**JOB**: List each line of the data that holds the word "triangle".

—————

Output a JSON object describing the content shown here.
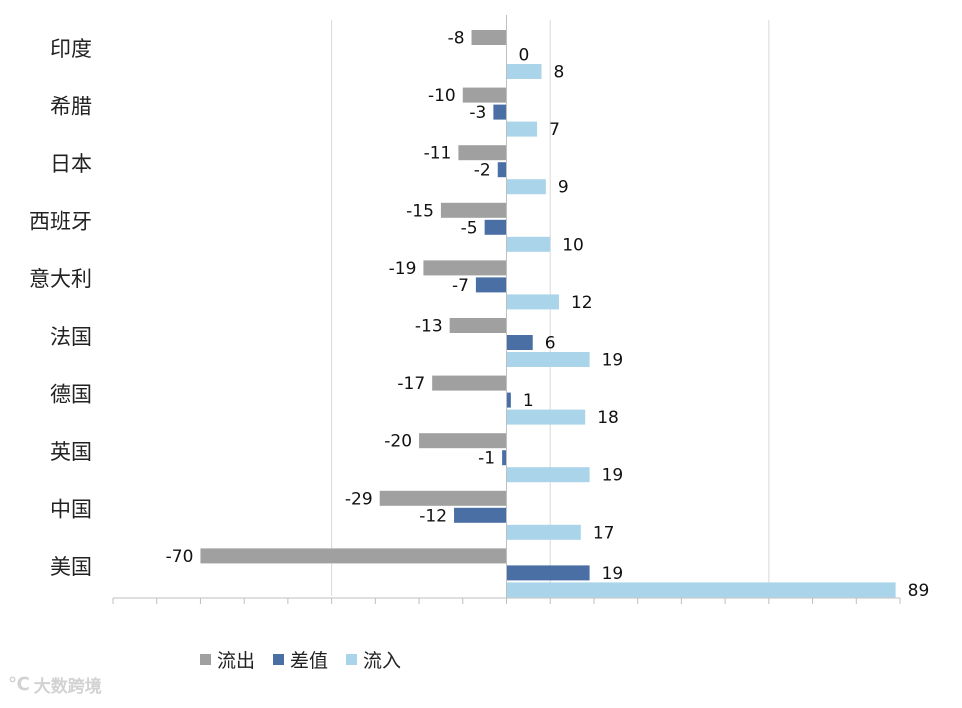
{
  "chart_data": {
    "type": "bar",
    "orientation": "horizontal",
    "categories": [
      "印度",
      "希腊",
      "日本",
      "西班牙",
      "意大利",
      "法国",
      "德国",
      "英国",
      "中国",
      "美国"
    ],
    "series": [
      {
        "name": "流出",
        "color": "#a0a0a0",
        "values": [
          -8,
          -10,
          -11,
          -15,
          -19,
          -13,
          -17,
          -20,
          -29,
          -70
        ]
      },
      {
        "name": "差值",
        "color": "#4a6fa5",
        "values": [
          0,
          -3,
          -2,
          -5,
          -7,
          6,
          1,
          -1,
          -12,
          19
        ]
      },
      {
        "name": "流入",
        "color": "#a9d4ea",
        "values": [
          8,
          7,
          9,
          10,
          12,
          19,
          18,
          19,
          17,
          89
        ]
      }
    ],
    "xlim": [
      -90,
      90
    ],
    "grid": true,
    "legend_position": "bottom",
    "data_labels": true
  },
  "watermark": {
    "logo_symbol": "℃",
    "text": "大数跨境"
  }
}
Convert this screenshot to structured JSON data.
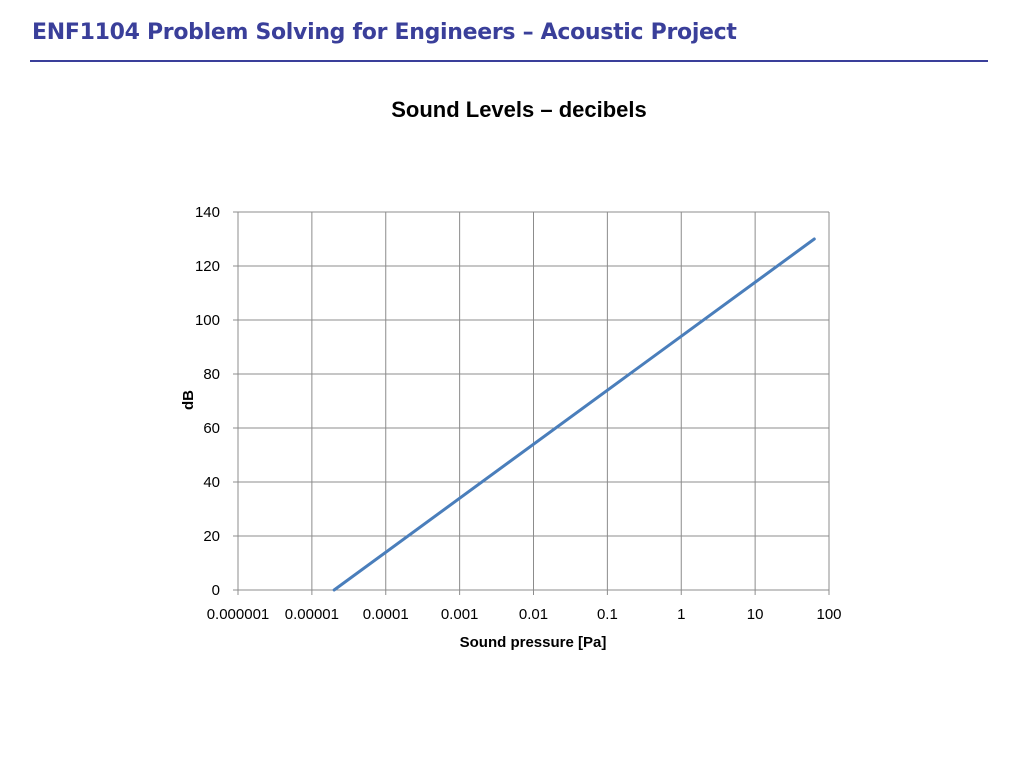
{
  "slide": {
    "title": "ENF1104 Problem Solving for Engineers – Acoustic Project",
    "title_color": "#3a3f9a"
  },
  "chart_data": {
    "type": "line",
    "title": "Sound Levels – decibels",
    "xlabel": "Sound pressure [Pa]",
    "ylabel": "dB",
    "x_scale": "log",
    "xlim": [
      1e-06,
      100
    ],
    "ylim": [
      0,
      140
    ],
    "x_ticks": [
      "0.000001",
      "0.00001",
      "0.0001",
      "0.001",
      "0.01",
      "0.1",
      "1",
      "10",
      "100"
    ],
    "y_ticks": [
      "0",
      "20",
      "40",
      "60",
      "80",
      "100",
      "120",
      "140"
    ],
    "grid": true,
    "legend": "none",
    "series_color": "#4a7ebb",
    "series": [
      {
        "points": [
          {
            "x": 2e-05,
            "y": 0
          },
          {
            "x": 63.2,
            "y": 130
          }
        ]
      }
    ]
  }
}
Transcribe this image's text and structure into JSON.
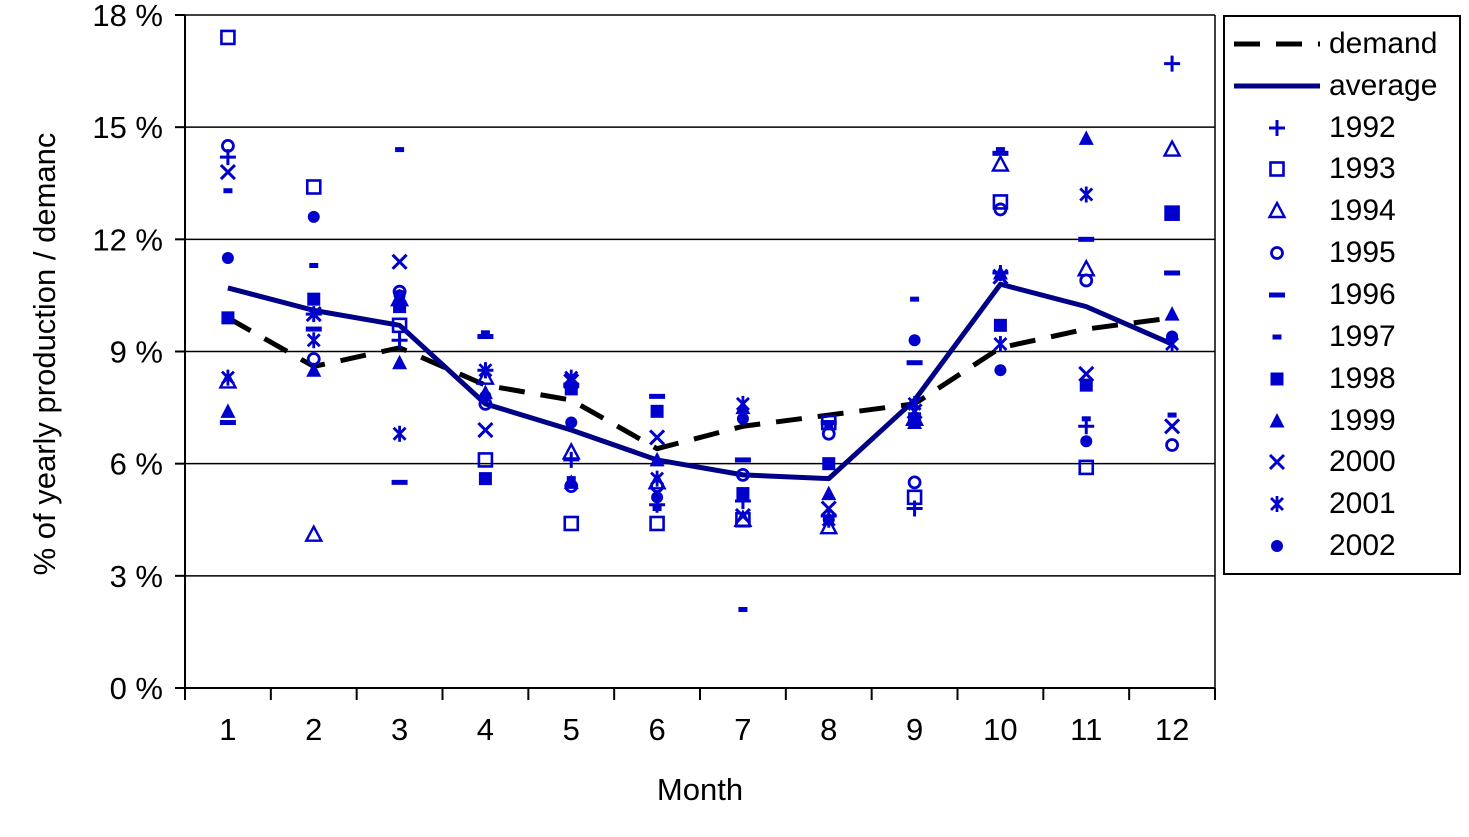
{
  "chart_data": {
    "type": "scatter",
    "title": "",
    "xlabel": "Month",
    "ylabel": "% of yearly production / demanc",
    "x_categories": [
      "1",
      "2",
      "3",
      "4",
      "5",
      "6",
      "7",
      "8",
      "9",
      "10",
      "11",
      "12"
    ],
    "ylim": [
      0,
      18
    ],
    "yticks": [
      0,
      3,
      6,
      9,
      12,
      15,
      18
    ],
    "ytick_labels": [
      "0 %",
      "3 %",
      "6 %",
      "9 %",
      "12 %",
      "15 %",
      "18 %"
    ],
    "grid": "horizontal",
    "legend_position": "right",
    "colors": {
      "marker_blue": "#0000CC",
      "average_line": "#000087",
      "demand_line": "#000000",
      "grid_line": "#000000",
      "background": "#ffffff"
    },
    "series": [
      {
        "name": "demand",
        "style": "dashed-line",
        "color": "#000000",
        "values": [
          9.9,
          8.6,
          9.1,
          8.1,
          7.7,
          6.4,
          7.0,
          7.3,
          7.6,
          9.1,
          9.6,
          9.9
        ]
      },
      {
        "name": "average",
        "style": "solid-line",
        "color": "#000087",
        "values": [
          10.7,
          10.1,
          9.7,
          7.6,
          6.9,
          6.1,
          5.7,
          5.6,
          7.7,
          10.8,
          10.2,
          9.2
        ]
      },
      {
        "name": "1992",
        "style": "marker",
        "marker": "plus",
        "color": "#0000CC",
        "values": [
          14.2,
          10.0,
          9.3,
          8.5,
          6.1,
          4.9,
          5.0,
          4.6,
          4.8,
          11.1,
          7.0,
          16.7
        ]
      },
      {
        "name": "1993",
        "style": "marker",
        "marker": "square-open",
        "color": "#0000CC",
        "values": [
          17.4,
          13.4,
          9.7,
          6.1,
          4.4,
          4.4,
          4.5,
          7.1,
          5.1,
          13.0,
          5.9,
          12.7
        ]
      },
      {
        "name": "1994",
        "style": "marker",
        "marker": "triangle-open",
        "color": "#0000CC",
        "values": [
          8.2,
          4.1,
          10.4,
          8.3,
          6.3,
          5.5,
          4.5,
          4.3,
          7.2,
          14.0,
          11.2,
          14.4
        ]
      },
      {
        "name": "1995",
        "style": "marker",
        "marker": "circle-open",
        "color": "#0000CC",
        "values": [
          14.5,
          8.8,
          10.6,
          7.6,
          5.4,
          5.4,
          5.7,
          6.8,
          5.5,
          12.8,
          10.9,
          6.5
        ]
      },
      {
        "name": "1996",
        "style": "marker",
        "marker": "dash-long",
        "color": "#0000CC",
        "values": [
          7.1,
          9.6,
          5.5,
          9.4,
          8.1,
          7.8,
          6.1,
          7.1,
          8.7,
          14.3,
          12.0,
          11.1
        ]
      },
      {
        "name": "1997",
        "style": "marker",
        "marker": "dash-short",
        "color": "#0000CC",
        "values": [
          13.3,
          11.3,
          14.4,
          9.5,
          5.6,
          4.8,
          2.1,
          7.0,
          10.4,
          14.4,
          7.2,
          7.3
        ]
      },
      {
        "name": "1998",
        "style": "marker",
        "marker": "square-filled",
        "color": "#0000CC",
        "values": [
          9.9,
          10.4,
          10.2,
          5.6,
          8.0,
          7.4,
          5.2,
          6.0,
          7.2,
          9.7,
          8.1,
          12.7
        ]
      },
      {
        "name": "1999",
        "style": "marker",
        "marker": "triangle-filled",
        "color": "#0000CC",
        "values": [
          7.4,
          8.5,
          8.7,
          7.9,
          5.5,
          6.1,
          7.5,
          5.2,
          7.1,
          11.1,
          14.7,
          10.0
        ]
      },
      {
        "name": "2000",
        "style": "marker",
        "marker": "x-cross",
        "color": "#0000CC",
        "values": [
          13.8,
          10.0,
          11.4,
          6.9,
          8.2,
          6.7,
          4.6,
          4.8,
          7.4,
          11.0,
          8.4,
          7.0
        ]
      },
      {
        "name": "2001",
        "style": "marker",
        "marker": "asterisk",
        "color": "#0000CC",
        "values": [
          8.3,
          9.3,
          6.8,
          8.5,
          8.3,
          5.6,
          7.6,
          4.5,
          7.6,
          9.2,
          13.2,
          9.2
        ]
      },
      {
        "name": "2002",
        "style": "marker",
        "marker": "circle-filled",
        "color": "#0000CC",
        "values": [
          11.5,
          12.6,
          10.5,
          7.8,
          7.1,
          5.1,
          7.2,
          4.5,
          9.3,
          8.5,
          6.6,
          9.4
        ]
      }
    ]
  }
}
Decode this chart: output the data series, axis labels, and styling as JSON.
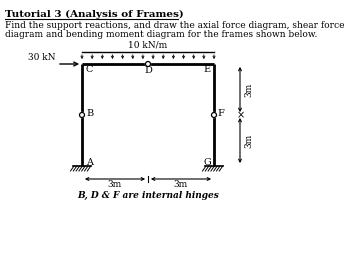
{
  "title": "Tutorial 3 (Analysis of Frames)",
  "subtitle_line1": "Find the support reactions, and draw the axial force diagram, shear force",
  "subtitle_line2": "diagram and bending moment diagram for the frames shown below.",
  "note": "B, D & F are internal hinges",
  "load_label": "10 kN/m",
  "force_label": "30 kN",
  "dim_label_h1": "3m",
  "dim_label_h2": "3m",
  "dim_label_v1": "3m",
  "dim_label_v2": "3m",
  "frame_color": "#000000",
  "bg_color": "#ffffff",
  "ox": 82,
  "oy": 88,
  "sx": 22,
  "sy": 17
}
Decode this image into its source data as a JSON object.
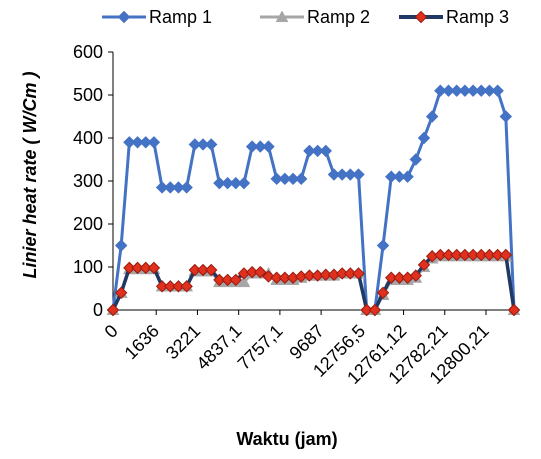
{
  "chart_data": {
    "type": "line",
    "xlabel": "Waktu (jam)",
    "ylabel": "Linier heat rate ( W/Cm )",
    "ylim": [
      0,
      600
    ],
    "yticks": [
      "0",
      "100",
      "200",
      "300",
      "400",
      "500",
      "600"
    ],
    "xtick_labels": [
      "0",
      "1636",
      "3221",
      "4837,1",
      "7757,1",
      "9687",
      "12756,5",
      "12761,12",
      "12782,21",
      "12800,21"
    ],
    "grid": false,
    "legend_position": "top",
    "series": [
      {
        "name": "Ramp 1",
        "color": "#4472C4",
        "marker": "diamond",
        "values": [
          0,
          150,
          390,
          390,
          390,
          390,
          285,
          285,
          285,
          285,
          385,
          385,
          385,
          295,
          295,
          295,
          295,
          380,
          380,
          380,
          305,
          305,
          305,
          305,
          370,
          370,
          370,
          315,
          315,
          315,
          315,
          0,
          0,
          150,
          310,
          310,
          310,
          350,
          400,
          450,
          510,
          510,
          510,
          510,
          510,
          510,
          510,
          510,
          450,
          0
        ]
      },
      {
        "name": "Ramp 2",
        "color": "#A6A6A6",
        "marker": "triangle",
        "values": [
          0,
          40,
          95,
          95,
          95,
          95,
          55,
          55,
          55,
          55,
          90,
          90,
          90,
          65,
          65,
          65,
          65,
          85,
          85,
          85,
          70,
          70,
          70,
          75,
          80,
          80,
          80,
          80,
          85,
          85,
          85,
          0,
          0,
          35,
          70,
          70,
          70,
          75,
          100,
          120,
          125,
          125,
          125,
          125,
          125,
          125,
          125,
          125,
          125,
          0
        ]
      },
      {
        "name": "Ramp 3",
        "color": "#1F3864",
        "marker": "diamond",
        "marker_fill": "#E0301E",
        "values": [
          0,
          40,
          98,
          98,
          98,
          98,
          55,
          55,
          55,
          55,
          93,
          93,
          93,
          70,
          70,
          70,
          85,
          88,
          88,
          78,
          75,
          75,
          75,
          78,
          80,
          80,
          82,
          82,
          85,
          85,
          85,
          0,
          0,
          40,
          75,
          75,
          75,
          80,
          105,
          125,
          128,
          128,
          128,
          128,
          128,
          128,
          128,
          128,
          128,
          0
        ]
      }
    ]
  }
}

—————

**ANSWER FOR THIS EXERCISE**:
        "marker": "triangle-open",
        "marker": "triangle-filled",
        "marker": "triangle",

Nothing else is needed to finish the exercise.